JAYAPURA — Wakil Wali Kota Jayapura Rustan Saru mengapresiasi kontribusi 24 mahasiswa Universitas Gadjah Mada (UGM) yang telah menyelesaikan KKN di Kampung Skouw Mabo dan Skouw Yambe, Distrik Muara Tami. Ia menilai kehadiran mahasiswa tidak hanya bermanfaat selama masa pengabdian, tetapi juga memotivasi warga untuk mengembangkan potensi kampung secara mandiri.
Penarikan mahasiswa dilakukan Jumat di Kota Jayapura, Papua. Rustan meminta agar program yang sudah berjalan tidak berhenti setelah mahasiswa kembali ke Yogyakarta.
Program yang Dirintis Mahasiswa UGM
Selama berada di lokasi, mahasiswa yang tersebar masing-masing 12 orang di tiap kampung itu fokus pada pemberdayaan ekonomi dan lingkungan. Beberapa program yang dilaksanakan antara lain pembinaan usaha mikro, kecil, dan menengah (UMKM), pembuatan alat insinerator untuk pengelolaan sampah, serta pengembangan hidroponik.
"Kami meminta Dinas Pemberdayaan Masyarakat Kampung (DPMK) Kota Jayapura dan OPD terkait serta para kepala kampung untuk melanjutkan program-program yang telah dirintis mahasiswa KKN," kata Rustan dalam kegiatan penarikan mahasiswa.
Lebih dari 120 Program Kerja dalam 50 Hari
Dosen Pendamping KKN UGM Sismanto mengatakan para mahasiswa telah menjalankan lebih dari 120 program kerja yang dirancang sesuai kebutuhan masyarakat di masing-masing kampung. Program tersebut mencakup penyuluhan, sosialisasi, pengelolaan lingkungan, pembuatan insinerator, hingga kegiatan pemberdayaan masyarakat lainnya.

Tugas Anda.
1. Apakah pernyataan (a), (b), dan (c) sesuai dengan kutipan tentang KKN mahasiswa UGM? Jawab ya atau tidak untuk tiap pernyataan, disertai kata-kata kutipan yang menentukan. (a) Di tiap kampung ada 12 mahasiswa. (b) Penarikan mahasiswa dilakukan di Yogyakarta. (c) Mahasiswa menjalankan lebih dari 120 program kerja.
2. Menurut kutipan tentang KKN mahasiswa UGM, mengapa Rustan Saru mengapresiasi kontribusi para mahasiswa?
Pakai isi kutipan ini saja sebagai pegangan.

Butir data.
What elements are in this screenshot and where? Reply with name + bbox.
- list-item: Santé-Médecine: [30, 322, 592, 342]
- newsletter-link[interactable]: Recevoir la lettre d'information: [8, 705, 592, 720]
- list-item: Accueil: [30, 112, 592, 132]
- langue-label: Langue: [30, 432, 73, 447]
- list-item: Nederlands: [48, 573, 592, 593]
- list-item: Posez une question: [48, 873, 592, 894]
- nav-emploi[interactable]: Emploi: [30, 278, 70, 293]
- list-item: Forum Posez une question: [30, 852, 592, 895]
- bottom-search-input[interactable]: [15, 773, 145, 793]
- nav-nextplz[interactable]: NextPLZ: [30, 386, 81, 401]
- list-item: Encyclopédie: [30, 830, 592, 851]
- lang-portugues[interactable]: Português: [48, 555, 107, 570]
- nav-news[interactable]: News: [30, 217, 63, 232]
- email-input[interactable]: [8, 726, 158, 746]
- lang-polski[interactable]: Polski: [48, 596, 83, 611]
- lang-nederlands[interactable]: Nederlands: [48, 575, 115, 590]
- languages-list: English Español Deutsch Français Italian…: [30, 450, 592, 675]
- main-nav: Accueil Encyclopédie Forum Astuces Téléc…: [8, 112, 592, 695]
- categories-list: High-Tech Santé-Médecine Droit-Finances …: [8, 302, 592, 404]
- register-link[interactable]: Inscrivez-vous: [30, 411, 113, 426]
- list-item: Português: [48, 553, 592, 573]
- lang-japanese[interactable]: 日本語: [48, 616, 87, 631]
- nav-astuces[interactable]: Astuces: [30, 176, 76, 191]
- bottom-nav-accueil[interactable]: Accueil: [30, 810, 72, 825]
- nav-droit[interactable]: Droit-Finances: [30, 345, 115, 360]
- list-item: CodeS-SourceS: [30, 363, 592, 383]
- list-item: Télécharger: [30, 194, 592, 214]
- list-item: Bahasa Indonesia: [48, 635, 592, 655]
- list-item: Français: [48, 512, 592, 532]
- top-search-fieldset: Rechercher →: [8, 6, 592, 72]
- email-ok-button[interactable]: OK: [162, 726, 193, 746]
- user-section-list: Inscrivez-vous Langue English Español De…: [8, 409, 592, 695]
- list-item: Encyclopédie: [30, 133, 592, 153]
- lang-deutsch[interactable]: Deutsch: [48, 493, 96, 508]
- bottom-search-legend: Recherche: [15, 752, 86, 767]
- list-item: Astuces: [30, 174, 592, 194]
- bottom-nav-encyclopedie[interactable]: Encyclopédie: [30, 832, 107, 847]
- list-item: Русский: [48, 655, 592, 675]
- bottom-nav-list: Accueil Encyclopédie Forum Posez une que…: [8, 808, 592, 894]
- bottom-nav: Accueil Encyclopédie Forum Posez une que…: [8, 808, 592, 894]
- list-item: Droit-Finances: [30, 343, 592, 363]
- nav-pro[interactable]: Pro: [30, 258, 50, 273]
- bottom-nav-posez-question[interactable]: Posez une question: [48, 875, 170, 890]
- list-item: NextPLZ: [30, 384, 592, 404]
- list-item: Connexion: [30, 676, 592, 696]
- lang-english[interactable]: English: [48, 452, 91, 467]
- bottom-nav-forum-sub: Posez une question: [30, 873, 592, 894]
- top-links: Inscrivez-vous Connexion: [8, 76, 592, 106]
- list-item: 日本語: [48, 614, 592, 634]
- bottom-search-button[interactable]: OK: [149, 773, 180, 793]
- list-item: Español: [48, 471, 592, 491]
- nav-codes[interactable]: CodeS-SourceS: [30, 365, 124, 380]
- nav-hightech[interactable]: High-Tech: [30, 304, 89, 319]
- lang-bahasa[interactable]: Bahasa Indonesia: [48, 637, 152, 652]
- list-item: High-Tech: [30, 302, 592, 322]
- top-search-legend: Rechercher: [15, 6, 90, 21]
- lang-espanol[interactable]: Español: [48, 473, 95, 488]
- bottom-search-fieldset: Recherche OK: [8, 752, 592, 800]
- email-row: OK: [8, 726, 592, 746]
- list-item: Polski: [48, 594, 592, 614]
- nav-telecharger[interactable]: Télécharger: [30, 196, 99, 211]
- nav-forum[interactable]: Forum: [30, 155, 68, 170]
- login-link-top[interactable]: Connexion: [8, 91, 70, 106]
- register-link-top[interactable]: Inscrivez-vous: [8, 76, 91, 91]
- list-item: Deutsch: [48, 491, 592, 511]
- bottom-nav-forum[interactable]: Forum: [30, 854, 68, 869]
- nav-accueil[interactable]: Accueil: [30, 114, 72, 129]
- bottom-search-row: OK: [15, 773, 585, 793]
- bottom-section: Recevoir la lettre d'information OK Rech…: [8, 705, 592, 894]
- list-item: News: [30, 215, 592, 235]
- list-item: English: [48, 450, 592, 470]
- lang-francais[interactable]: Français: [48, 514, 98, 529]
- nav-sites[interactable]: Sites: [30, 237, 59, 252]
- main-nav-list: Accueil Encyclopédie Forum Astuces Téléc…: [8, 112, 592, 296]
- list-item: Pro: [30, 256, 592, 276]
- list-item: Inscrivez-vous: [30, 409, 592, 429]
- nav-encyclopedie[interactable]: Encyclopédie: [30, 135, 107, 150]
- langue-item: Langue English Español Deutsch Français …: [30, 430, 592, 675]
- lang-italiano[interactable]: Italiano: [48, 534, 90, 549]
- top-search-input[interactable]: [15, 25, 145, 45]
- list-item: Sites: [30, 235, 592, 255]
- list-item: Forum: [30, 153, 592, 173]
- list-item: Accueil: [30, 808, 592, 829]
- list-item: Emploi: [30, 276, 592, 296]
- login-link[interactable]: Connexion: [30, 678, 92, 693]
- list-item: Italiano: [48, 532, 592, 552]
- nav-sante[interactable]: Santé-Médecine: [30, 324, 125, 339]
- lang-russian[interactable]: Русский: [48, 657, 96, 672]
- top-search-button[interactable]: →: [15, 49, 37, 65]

Jawaban latihan.
1.
(a) Ya: "mahasiswa yang tersebar masing-masing 12 orang di tiap kampung"
(b) Tidak: "Penarikan mahasiswa dilakukan Jumat di Kota Jayapura, Papua."
(c) Ya: "para mahasiswa telah menjalankan lebih dari 120 program kerja"

2. Menurut Rustan Saru, kehadiran mahasiswa tidak hanya bermanfaat selama masa pengabdian. Kehadiran mereka juga memotivasi warga untuk mengembangkan potensi kampung secara mandiri.